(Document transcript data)

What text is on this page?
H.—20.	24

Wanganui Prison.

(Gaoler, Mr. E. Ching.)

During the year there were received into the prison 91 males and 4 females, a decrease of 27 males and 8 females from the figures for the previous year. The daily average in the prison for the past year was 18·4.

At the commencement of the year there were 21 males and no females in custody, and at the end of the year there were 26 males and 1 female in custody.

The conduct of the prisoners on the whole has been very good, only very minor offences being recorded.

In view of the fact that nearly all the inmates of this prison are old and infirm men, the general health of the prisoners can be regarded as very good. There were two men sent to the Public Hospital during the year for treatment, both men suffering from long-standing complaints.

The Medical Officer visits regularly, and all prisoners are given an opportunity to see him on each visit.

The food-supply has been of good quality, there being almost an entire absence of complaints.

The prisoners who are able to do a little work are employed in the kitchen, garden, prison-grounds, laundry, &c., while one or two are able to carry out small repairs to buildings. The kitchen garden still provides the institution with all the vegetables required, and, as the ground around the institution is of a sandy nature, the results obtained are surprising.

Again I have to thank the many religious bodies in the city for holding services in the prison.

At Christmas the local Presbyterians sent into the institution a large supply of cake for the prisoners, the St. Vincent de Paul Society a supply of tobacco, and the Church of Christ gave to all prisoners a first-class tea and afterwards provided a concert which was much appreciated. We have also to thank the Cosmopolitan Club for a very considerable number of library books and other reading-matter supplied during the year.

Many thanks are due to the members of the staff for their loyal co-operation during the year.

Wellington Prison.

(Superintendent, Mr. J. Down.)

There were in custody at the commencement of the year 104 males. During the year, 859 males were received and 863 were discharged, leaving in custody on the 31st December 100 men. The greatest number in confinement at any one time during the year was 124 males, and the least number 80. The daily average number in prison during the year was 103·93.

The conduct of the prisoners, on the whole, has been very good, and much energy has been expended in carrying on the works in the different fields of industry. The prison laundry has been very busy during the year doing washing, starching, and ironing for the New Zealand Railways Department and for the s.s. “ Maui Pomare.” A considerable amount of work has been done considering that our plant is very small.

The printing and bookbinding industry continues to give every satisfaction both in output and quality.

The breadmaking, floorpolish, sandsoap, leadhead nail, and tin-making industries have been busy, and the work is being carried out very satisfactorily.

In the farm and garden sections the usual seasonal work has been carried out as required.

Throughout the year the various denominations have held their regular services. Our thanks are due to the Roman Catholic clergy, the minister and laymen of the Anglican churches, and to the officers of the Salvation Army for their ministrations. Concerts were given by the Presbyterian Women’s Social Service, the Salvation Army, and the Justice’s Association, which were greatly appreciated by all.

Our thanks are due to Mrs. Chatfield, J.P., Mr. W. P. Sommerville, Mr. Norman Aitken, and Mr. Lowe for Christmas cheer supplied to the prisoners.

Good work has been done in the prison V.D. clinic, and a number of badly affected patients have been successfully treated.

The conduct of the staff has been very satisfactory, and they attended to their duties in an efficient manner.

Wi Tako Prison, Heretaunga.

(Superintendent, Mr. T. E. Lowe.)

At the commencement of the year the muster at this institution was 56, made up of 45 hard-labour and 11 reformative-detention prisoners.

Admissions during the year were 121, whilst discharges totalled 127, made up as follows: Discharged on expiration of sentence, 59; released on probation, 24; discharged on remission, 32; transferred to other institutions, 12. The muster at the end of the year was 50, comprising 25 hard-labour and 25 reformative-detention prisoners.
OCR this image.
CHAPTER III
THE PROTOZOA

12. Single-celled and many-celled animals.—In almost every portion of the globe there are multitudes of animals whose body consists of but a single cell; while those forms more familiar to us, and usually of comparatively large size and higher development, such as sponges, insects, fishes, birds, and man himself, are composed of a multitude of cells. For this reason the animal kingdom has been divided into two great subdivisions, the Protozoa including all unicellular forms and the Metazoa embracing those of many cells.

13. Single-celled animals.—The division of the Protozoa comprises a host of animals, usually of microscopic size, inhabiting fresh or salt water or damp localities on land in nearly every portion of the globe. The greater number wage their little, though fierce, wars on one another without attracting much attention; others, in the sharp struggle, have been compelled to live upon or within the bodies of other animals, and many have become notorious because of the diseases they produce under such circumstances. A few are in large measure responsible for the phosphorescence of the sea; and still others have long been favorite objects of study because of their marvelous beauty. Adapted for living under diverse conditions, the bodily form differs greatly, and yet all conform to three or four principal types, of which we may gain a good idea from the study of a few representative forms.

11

Instructions for the task:
Locate the lines above that contain "being" and copy them.

Answer to this problem:
The conduct of the prisoners on the whole has been very good, only very minor offences being recorded.
The food-supply has been of good quality, there being almost an entire absence of complaints.
The breadmaking, floorpolish, sandsoap, leadhead nail, and tin-making industries have been busy, and the work is being carried out very satisfactorily.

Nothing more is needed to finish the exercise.